- **Given request**: Write the records out again exactly, leaving no images in.

-- Start of Record list --

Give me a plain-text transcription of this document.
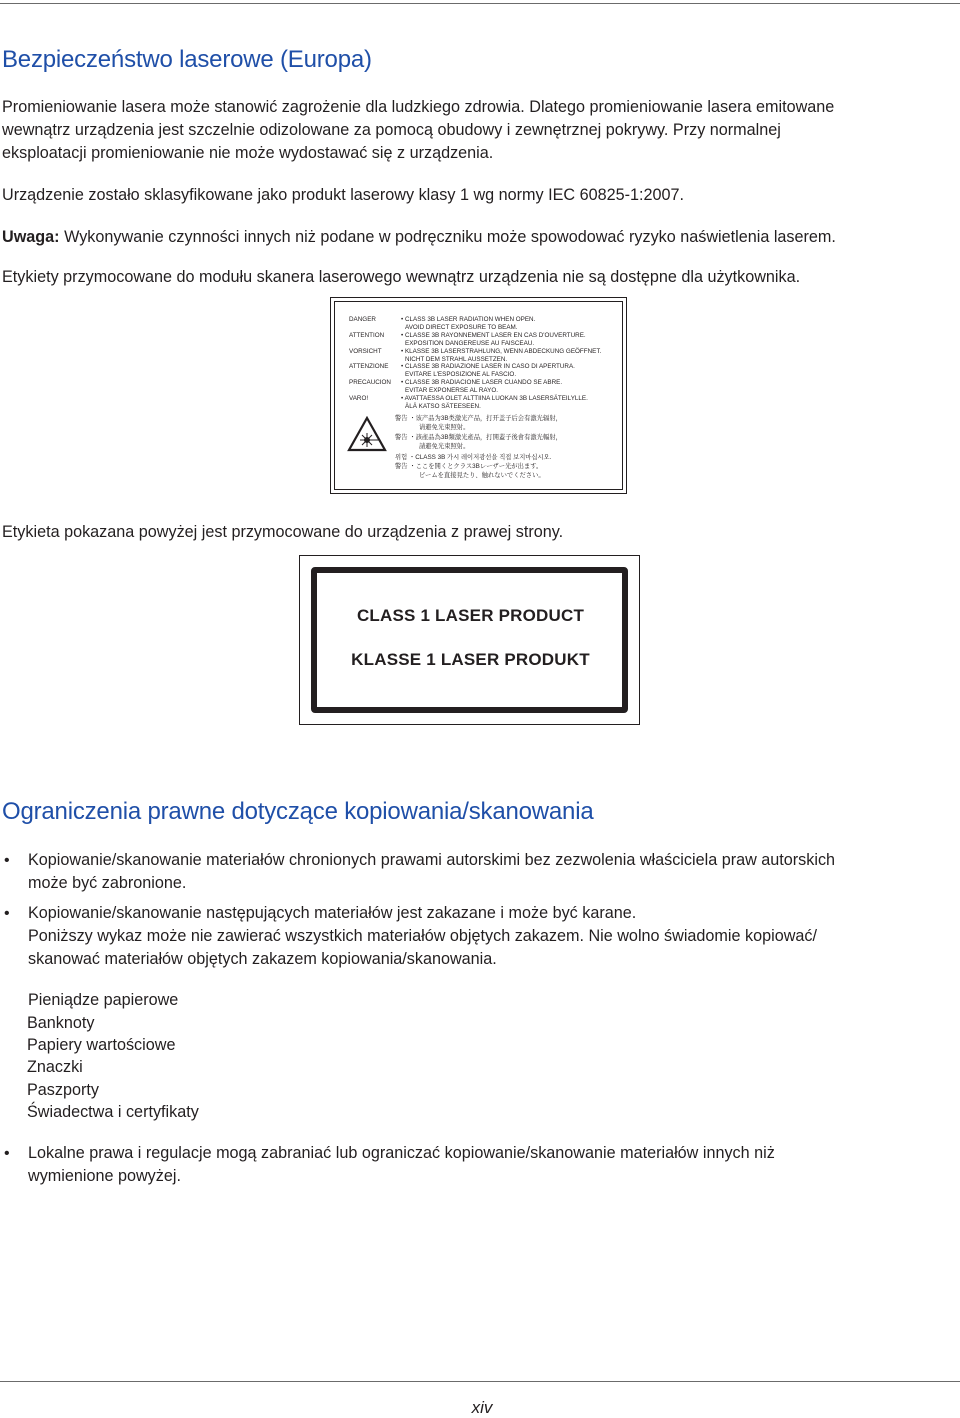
Bezpieczeństwo laserowe (Europa)

Promieniowanie lasera może stanowić zagrożenie dla ludzkiego zdrowia. Dlatego promieniowanie lasera emitowane
wewnątrz urządzenia jest szczelnie odizolowane za pomocą obudowy i zewnętrznej pokrywy. Przy normalnej
eksploatacji promieniowanie nie może wydostawać się z urządzenia.

Urządzenie zostało sklasyfikowane jako produkt laserowy klasy 1 wg normy IEC 60825-1:2007.

Uwaga: Wykonywanie czynności innych niż podane w podręczniku może spowodować ryzyko naświetlenia laserem.

Etykiety przymocowane do modułu skanera laserowego wewnątrz urządzenia nie są dostępne dla użytkownika.

DANGER	• CLASS 3B LASER RADIATION WHEN OPEN.
AVOID DIRECT EXPOSURE TO BEAM.
ATTENTION	• CLASSE 3B RAYONNEMENT LASER EN CAS D'OUVERTURE.
EXPOSITION DANGEREUSE AU FAISCEAU.
VORSICHT	• KLASSE 3B LASERSTRAHLUNG, WENN ABDECKUNG GEÖFFNET.
NICHT DEM STRAHL AUSSETZEN.
ATTENZIONE • CLASSE 3B RADIAZIONE LASER IN CASO DI APERTURA.
EVITARE L'ESPOSIZIONE AL FASCIO.
PRECAUCION • CLASSE 3B RADIACIONE LASER CUANDO SE ABRE.
EVITAR EXPONERSE AL RAYO.
VARO!	• AVATTAESSA OLET ALTTIINA LUOKAN 3B LASERSÄTEILYLLE.
ÄLÄ KATSO SÄTEESEEN.
警告 ・该产品为3B类激光产品，打开盖子后会有激光辐射，
请避免光束照射。
警告 ・該產品為3B類激光產品，打開蓋子後會有激光輻射，
請避免光束照射。
위험 ・CLASS 3B 가시 레이저광선을 직접 보지마십시오.
警告 ・ここを開くとクラス3Bレーザー光が出ます。
ビームを直接見たり、触れないでください。

Etykieta pokazana powyżej jest przymocowane do urządzenia z prawej strony.

CLASS 1 LASER PRODUCT
KLASSE 1 LASER PRODUKT
Ograniczenia prawne dotyczące kopiowania/skanowania
• Kopiowanie/skanowanie materiałów chronionych prawami autorskimi bez zezwolenia właściciela praw autorskich
może być zabronione.

• Kopiowanie/skanowanie następujących materiałów jest zakazane i może być karane.
Poniższy wykaz może nie zawierać wszystkich materiałów objętych zakazem. Nie wolno świadomie kopiować/
skanować materiałów objętych zakazem kopiowania/skanowania.

Pieniądze papierowe

Banknoty

Papiery wartościowe

Znaczki

Paszporty

Świadectwa i certyfikaty

• Lokalne prawa i regulacje mogą zabraniać lub ograniczać kopiowanie/skanowanie materiałów innych niż
wymienione powyżej.

xiv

-- End of Record list --

- **Written answer**:
Give me a plain-text transcription of this document.
Bezpieczeństwo laserowe (Europa)

Promieniowanie lasera może stanowić zagrożenie dla ludzkiego zdrowia. Dlatego promieniowanie lasera emitowane
wewnątrz urządzenia jest szczelnie odizolowane za pomocą obudowy i zewnętrznej pokrywy. Przy normalnej
eksploatacji promieniowanie nie może wydostawać się z urządzenia.

Urządzenie zostało sklasyfikowane jako produkt laserowy klasy 1 wg normy IEC 60825-1:2007.

Uwaga: Wykonywanie czynności innych niż podane w podręczniku może spowodować ryzyko naświetlenia laserem.

Etykiety przymocowane do modułu skanera laserowego wewnątrz urządzenia nie są dostępne dla użytkownika.

DANGER	• CLASS 3B LASER RADIATION WHEN OPEN.
AVOID DIRECT EXPOSURE TO BEAM.
ATTENTION	• CLASSE 3B RAYONNEMENT LASER EN CAS D'OUVERTURE.
EXPOSITION DANGEREUSE AU FAISCEAU.
VORSICHT	• KLASSE 3B LASERSTRAHLUNG, WENN ABDECKUNG GEÖFFNET.
NICHT DEM STRAHL AUSSETZEN.
ATTENZIONE • CLASSE 3B RADIAZIONE LASER IN CASO DI APERTURA.
EVITARE L'ESPOSIZIONE AL FASCIO.
PRECAUCION • CLASSE 3B RADIACIONE LASER CUANDO SE ABRE.
EVITAR EXPONERSE AL RAYO.
VARO!	• AVATTAESSA OLET ALTTIINA LUOKAN 3B LASERSÄTEILYLLE.
ÄLÄ KATSO SÄTEESEEN.
警告 ・该产品为3B类激光产品，打开盖子后会有激光辐射，
请避免光束照射。
警告 ・該產品為3B類激光產品，打開蓋子後會有激光輻射，
請避免光束照射。
위험 ・CLASS 3B 가시 레이저광선을 직접 보지마십시오.
警告 ・ここを開くとクラス3Bレーザー光が出ます。
ビームを直接見たり、触れないでください。

Etykieta pokazana powyżej jest przymocowane do urządzenia z prawej strony.

CLASS 1 LASER PRODUCT
KLASSE 1 LASER PRODUKT
Ograniczenia prawne dotyczące kopiowania/skanowania
• Kopiowanie/skanowanie materiałów chronionych prawami autorskimi bez zezwolenia właściciela praw autorskich
może być zabronione.

• Kopiowanie/skanowanie następujących materiałów jest zakazane i może być karane.
Poniższy wykaz może nie zawierać wszystkich materiałów objętych zakazem. Nie wolno świadomie kopiować/
skanować materiałów objętych zakazem kopiowania/skanowania.

Pieniądze papierowe

Banknoty

Papiery wartościowe

Znaczki

Paszporty

Świadectwa i certyfikaty

• Lokalne prawa i regulacje mogą zabraniać lub ograniczać kopiowanie/skanowanie materiałów innych niż
wymienione powyżej.

xiv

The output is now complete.